[START OF STORED ROWS]

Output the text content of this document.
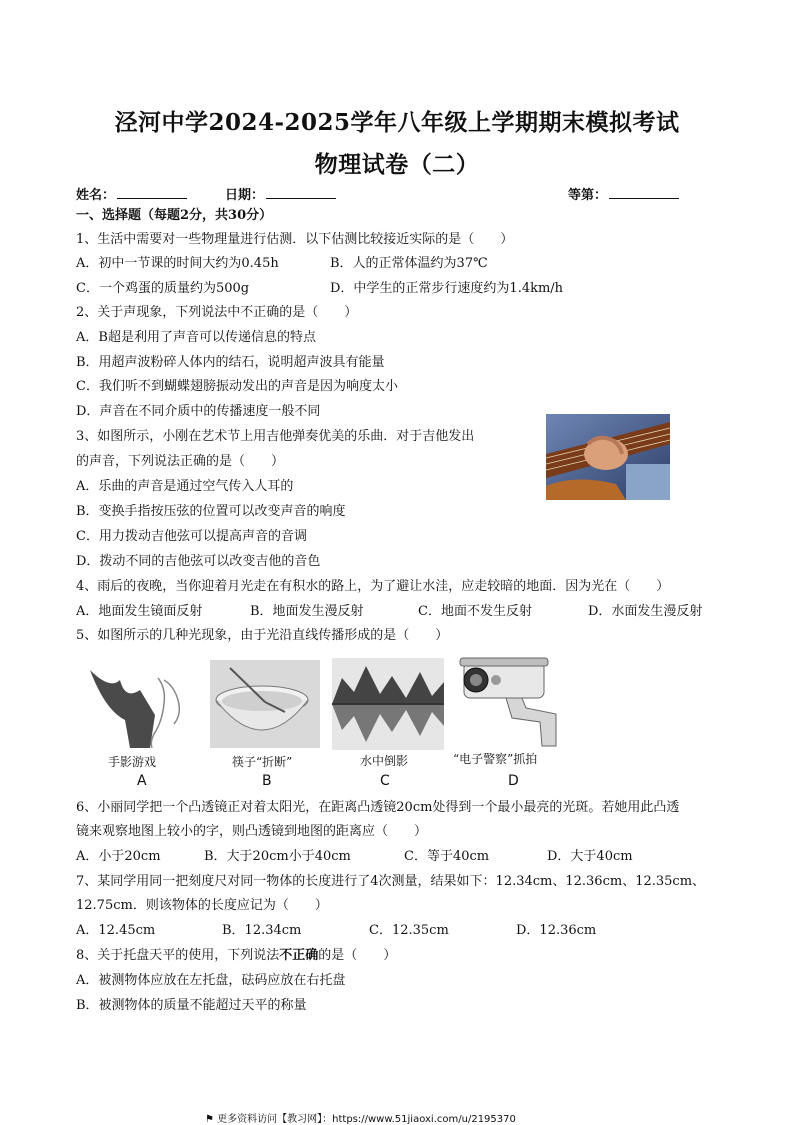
泾河中学2024-2025学年八年级上学期期末模拟考试
物理试卷（二）
姓名：	日期：	等第：
一、选择题（每题2分，共30分）
1、生活中需要对一些物理量进行估测．以下估测比较接近实际的是（　　）
A．初中一节课的时间大约为0.45h	B．人的正常体温约为37℃
C．一个鸡蛋的质量约为500g	D．中学生的正常步行速度约为1.4km/h
2、关于声现象，下列说法中不正确的是（　　）
A．B超是利用了声音可以传递信息的特点
B．用超声波粉碎人体内的结石，说明超声波具有能量
C．我们听不到蝴蝶翅膀振动发出的声音是因为响度太小
D．声音在不同介质中的传播速度一般不同
3、如图所示，小刚在艺术节上用吉他弹奏优美的乐曲．对于吉他发出
的声音，下列说法正确的是（　　）
A．乐曲的声音是通过空气传入人耳的
B．变换手指按压弦的位置可以改变声音的响度
C．用力拨动吉他弦可以提高声音的音调
D．拨动不同的吉他弦可以改变吉他的音色
4、雨后的夜晚，当你迎着月光走在有积水的路上，为了避让水洼，应走较暗的地面．因为光在（　　）
A．地面发生镜面反射	B．地面发生漫反射	C．地面不发生反射	D．水面发生漫反射
5、如图所示的几种光现象，由于光沿直线传播形成的是（　　）
手影游戏
A
筷子“折断”
B
水中倒影
C
“电子警察”抓拍
D
6、小丽同学把一个凸透镜正对着太阳光，在距离凸透镜20cm处得到一个最小最亮的光斑。若她用此凸透
镜来观察地图上较小的字，则凸透镜到地图的距离应（　　）
A．小于20cm	B．大于20cm小于40cm	C．等于40cm	D．大于40cm
7、某同学用同一把刻度尺对同一物体的长度进行了4次测量，结果如下：12.34cm、12.36cm、12.35cm、
12.75cm．则该物体的长度应记为（　　）
A．12.45cm	B．12.34cm	C．12.35cm	D．12.36cm
8、关于托盘天平的使用，下列说法不正确的是（　　）
A．被测物体应放在左托盘，砝码应放在右托盘
B．被测物体的质量不能超过天平的称量
⚑ 更多资料访问【教习网】：https://www.51jiaoxi.com/u/2195370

[END OF STORED ROWS]

■ TO BE DONE
Leave the pictures out and reproduce each record exactly as written.

■ TASK OUTPUT
Output the text content of this document.
泾河中学2024-2025学年八年级上学期期末模拟考试
物理试卷（二）
姓名：	日期：	等第：
一、选择题（每题2分，共30分）
1、生活中需要对一些物理量进行估测．以下估测比较接近实际的是（　　）
A．初中一节课的时间大约为0.45h	B．人的正常体温约为37℃
C．一个鸡蛋的质量约为500g	D．中学生的正常步行速度约为1.4km/h
2、关于声现象，下列说法中不正确的是（　　）
A．B超是利用了声音可以传递信息的特点
B．用超声波粉碎人体内的结石，说明超声波具有能量
C．我们听不到蝴蝶翅膀振动发出的声音是因为响度太小
D．声音在不同介质中的传播速度一般不同
3、如图所示，小刚在艺术节上用吉他弹奏优美的乐曲．对于吉他发出
的声音，下列说法正确的是（　　）
A．乐曲的声音是通过空气传入人耳的
B．变换手指按压弦的位置可以改变声音的响度
C．用力拨动吉他弦可以提高声音的音调
D．拨动不同的吉他弦可以改变吉他的音色
4、雨后的夜晚，当你迎着月光走在有积水的路上，为了避让水洼，应走较暗的地面．因为光在（　　）
A．地面发生镜面反射	B．地面发生漫反射	C．地面不发生反射	D．水面发生漫反射
5、如图所示的几种光现象，由于光沿直线传播形成的是（　　）
手影游戏
A
筷子“折断”
B
水中倒影
C
“电子警察”抓拍
D
6、小丽同学把一个凸透镜正对着太阳光，在距离凸透镜20cm处得到一个最小最亮的光斑。若她用此凸透
镜来观察地图上较小的字，则凸透镜到地图的距离应（　　）
A．小于20cm	B．大于20cm小于40cm	C．等于40cm	D．大于40cm
7、某同学用同一把刻度尺对同一物体的长度进行了4次测量，结果如下：12.34cm、12.36cm、12.35cm、
12.75cm．则该物体的长度应记为（　　）
A．12.45cm	B．12.34cm	C．12.35cm	D．12.36cm
8、关于托盘天平的使用，下列说法不正确的是（　　）
A．被测物体应放在左托盘，砝码应放在右托盘
B．被测物体的质量不能超过天平的称量
⚑ 更多资料访问【教习网】：https://www.51jiaoxi.com/u/2195370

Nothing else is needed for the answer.